--- START DATA TO PROCESS ---
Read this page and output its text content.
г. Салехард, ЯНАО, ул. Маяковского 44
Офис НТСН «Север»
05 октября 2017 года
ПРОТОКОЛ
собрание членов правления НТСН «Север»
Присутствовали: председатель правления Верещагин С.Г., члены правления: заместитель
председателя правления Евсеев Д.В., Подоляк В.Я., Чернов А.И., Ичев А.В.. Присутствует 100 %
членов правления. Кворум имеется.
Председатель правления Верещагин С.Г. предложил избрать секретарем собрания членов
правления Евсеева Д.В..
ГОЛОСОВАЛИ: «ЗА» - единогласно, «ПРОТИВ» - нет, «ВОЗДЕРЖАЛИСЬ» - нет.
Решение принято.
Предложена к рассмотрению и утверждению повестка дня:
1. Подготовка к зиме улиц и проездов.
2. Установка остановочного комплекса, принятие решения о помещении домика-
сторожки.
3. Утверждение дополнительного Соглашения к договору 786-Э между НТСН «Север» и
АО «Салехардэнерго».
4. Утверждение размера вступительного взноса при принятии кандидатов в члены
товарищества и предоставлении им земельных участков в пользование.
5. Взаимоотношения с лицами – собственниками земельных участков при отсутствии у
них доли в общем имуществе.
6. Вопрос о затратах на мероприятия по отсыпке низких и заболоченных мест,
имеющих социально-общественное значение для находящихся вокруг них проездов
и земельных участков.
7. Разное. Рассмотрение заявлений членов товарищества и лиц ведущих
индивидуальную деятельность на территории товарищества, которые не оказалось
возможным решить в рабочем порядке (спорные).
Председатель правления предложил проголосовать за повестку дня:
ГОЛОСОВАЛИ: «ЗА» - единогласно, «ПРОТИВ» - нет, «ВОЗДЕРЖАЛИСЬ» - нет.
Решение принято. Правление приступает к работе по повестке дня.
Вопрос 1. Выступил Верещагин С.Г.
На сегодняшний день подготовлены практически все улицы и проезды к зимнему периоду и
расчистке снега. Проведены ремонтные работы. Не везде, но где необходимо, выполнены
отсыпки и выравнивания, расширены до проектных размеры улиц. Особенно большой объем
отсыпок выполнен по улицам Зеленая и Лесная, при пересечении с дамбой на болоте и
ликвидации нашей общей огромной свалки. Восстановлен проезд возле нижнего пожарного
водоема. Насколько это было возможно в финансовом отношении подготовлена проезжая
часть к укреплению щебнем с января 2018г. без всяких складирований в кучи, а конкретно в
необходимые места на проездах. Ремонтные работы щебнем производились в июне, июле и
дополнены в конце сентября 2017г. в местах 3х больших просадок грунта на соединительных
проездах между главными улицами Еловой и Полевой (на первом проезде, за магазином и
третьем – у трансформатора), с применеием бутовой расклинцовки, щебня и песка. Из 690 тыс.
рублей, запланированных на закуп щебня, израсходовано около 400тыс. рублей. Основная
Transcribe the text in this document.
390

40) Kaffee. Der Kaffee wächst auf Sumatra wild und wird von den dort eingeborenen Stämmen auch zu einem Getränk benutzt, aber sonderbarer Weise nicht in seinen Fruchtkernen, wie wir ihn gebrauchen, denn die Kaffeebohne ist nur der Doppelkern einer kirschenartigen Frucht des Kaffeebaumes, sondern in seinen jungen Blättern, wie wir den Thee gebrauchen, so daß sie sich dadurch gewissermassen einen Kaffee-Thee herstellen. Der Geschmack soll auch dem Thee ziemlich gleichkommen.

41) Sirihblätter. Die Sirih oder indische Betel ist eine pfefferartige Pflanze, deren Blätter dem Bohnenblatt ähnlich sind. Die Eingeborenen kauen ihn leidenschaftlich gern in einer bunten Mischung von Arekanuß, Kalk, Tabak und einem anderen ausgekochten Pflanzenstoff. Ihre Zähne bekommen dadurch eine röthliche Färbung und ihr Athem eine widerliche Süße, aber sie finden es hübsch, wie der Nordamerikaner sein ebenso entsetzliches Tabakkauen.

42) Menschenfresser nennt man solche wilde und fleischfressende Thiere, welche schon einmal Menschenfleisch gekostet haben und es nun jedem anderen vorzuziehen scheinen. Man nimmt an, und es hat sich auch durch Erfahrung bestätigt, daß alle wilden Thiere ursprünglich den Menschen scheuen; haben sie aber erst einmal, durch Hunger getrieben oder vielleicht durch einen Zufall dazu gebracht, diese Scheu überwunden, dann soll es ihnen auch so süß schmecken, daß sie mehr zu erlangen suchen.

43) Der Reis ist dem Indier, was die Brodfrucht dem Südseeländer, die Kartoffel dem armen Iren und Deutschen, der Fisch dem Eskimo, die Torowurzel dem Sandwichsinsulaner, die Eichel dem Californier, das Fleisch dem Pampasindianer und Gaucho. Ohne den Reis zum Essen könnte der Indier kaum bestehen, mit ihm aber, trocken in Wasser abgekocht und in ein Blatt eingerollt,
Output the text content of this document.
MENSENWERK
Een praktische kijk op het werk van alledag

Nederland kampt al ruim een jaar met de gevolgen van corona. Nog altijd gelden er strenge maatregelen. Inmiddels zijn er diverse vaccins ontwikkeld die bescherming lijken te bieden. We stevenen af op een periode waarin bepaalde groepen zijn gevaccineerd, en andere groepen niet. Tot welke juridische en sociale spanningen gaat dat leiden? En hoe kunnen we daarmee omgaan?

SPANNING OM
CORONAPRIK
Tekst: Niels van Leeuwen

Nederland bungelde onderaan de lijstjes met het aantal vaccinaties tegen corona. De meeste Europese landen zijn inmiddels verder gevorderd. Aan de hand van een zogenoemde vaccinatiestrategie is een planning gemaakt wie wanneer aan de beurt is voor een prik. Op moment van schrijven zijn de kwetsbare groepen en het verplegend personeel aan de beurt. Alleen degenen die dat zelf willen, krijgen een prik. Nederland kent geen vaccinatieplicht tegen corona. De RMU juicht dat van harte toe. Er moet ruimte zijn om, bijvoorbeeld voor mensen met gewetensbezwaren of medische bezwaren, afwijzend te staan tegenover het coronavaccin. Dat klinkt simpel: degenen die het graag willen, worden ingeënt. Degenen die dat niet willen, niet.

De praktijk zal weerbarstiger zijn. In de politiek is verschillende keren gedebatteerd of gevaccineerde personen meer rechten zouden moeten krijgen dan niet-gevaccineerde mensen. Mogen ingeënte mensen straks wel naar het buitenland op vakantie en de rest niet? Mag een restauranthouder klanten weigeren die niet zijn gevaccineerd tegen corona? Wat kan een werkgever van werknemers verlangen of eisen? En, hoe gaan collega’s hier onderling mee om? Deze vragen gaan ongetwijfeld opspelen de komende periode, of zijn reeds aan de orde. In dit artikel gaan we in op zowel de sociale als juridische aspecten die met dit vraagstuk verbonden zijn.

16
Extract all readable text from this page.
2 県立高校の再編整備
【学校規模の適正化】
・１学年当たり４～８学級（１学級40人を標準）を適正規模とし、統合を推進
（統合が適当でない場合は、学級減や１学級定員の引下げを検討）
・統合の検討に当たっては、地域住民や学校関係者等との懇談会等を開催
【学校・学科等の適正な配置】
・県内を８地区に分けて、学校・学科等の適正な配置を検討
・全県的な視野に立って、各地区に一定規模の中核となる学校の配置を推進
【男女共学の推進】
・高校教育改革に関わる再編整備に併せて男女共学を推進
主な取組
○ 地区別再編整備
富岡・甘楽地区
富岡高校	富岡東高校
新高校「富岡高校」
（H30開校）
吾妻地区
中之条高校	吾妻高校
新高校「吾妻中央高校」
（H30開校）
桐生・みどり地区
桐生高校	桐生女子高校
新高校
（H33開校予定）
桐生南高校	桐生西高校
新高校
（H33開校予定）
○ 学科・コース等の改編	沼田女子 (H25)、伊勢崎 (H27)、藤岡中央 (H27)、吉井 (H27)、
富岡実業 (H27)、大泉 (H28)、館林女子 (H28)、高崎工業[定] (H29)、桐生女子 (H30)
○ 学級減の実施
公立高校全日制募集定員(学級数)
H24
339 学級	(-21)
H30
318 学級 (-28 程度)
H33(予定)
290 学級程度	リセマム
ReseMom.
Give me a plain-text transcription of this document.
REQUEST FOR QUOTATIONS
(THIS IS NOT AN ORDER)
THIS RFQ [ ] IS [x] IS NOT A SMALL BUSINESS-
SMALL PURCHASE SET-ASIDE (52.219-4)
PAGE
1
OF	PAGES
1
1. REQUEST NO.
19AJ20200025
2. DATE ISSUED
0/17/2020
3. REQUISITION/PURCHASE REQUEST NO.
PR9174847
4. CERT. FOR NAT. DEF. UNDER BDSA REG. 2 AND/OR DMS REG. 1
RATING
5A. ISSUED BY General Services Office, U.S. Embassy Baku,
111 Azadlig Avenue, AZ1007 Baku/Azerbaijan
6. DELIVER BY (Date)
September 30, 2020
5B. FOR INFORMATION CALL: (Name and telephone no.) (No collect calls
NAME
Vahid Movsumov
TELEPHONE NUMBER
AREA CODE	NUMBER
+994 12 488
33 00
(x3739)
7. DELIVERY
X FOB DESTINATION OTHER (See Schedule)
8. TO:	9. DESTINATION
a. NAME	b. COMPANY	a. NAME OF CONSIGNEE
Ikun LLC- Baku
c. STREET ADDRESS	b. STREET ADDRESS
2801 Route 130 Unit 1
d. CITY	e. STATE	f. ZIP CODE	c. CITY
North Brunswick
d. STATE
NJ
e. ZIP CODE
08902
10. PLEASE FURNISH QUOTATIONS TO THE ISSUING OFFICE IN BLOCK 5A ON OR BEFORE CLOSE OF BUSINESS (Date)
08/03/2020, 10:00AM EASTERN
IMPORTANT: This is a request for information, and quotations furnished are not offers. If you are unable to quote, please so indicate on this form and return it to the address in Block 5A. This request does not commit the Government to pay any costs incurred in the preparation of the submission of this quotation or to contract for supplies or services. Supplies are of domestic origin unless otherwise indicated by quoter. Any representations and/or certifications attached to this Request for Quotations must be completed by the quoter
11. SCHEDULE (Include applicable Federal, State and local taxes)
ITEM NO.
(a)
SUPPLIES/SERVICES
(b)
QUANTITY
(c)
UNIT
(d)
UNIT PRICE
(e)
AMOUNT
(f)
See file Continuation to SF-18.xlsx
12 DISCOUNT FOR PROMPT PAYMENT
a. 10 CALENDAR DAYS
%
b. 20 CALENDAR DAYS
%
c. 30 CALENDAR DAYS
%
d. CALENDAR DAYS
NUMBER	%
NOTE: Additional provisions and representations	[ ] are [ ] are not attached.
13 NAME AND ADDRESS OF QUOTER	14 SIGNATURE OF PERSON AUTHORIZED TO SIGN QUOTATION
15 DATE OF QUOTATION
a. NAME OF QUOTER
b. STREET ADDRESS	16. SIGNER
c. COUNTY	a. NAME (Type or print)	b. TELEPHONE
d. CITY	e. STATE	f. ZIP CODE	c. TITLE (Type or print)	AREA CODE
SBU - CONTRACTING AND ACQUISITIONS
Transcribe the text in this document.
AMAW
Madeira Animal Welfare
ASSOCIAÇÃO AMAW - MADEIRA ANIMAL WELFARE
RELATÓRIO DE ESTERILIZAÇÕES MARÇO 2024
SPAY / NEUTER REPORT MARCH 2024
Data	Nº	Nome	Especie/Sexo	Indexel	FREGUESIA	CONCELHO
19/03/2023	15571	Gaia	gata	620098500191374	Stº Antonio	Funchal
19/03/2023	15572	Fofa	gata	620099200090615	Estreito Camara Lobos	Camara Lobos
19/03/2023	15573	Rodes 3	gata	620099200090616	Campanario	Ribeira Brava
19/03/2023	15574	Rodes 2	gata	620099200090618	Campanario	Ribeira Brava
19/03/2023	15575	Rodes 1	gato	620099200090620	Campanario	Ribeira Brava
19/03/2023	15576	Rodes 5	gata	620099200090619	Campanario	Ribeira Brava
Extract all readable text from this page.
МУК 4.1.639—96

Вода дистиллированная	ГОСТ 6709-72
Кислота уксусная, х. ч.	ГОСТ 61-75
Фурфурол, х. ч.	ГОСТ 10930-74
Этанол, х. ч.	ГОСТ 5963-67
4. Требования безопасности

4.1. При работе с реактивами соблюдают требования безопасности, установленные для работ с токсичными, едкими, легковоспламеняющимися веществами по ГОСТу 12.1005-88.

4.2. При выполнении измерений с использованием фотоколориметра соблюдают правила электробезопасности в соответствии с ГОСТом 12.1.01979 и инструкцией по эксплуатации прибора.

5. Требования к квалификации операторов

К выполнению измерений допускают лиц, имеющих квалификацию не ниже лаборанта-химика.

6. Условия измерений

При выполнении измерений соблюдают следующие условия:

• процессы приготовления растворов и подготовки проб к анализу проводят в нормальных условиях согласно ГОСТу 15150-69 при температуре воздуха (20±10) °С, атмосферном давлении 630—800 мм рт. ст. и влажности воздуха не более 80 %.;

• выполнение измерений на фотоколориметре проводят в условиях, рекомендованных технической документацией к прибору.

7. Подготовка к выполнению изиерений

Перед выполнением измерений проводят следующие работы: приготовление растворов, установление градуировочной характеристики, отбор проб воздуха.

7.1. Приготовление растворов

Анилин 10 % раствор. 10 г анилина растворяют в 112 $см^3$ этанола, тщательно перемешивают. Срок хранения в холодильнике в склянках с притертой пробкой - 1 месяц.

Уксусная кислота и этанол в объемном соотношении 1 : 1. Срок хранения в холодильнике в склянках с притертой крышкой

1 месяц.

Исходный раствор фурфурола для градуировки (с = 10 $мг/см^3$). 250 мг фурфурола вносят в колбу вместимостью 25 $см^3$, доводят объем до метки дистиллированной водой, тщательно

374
--- END DATA TO PROCESS ---
Copy out every line from the records that has the word "Решение".

Решение принято.
Решение принято. Правление приступает к работе по повестке дня.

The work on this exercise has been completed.